• _THE REQUEST_
Every entry must be given again exactly.

>> BEGIN

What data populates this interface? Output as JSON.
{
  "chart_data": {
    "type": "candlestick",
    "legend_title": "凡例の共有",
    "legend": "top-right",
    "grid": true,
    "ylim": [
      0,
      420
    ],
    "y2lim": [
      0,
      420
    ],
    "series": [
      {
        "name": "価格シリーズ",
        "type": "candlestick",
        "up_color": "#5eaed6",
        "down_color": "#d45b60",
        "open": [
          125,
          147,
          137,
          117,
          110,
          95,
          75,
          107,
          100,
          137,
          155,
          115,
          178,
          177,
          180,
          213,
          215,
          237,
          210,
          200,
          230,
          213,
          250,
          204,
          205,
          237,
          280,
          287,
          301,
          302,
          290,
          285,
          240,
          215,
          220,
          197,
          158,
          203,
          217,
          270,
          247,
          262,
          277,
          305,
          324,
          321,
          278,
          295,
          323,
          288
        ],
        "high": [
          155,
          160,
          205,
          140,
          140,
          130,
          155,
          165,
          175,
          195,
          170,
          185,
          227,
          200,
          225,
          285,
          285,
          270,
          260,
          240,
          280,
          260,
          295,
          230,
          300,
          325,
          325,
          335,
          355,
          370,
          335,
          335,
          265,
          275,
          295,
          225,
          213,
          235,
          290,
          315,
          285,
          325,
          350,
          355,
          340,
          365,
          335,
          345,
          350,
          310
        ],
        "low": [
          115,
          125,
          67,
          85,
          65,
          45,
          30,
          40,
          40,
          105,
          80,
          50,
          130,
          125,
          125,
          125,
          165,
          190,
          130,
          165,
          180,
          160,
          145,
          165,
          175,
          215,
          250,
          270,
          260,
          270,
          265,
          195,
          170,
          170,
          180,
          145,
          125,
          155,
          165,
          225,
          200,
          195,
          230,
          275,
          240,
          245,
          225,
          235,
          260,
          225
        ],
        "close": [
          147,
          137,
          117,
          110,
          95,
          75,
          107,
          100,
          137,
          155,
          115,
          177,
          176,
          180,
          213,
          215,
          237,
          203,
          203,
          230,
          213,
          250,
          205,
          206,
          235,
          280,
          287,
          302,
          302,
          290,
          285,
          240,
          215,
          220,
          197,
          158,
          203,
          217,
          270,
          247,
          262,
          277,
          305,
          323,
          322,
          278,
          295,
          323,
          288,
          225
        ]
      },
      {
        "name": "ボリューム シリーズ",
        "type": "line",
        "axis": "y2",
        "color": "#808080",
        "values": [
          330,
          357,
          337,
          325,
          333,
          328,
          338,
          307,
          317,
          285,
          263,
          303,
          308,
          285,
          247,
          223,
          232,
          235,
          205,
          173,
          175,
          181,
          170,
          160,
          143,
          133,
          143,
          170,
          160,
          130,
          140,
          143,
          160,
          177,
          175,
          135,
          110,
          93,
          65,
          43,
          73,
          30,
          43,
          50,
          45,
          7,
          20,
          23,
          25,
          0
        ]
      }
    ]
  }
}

>> END

• _SOLUTION_
What data populates this interface? Output as JSON.
{
  "chart_data": {
    "type": "candlestick",
    "legend_title": "凡例の共有",
    "legend": "top-right",
    "grid": true,
    "ylim": [
      0,
      420
    ],
    "y2lim": [
      0,
      420
    ],
    "series": [
      {
        "name": "価格シリーズ",
        "type": "candlestick",
        "up_color": "#5eaed6",
        "down_color": "#d45b60",
        "open": [
          125,
          147,
          137,
          117,
          110,
          95,
          75,
          107,
          100,
          137,
          155,
          115,
          178,
          177,
          180,
          213,
          215,
          237,
          210,
          200,
          230,
          213,
          250,
          204,
          205,
          237,
          280,
          287,
          301,
          302,
          290,
          285,
          240,
          215,
          220,
          197,
          158,
          203,
          217,
          270,
          247,
          262,
          277,
          305,
          324,
          321,
          278,
          295,
          323,
          288
        ],
        "high": [
          155,
          160,
          205,
          140,
          140,
          130,
          155,
          165,
          175,
          195,
          170,
          185,
          227,
          200,
          225,
          285,
          285,
          270,
          260,
          240,
          280,
          260,
          295,
          230,
          300,
          325,
          325,
          335,
          355,
          370,
          335,
          335,
          265,
          275,
          295,
          225,
          213,
          235,
          290,
          315,
          285,
          325,
          350,
          355,
          340,
          365,
          335,
          345,
          350,
          310
        ],
        "low": [
          115,
          125,
          67,
          85,
          65,
          45,
          30,
          40,
          40,
          105,
          80,
          50,
          130,
          125,
          125,
          125,
          165,
          190,
          130,
          165,
          180,
          160,
          145,
          165,
          175,
          215,
          250,
          270,
          260,
          270,
          265,
          195,
          170,
          170,
          180,
          145,
          125,
          155,
          165,
          225,
          200,
          195,
          230,
          275,
          240,
          245,
          225,
          235,
          260,
          225
        ],
        "close": [
          147,
          137,
          117,
          110,
          95,
          75,
          107,
          100,
          137,
          155,
          115,
          177,
          176,
          180,
          213,
          215,
          237,
          203,
          203,
          230,
          213,
          250,
          205,
          206,
          235,
          280,
          287,
          302,
          302,
          290,
          285,
          240,
          215,
          220,
          197,
          158,
          203,
          217,
          270,
          247,
          262,
          277,
          305,
          323,
          322,
          278,
          295,
          323,
          288,
          225
        ]
      },
      {
        "name": "ボリューム シリーズ",
        "type": "line",
        "axis": "y2",
        "color": "#808080",
        "values": [
          330,
          357,
          337,
          325,
          333,
          328,
          338,
          307,
          317,
          285,
          263,
          303,
          308,
          285,
          247,
          223,
          232,
          235,
          205,
          173,
          175,
          181,
          170,
          160,
          143,
          133,
          143,
          170,
          160,
          130,
          140,
          143,
          160,
          177,
          175,
          135,
          110,
          93,
          65,
          43,
          73,
          30,
          43,
          50,
          45,
          7,
          20,
          23,
          25,
          0
        ]
      }
    ]
  }
}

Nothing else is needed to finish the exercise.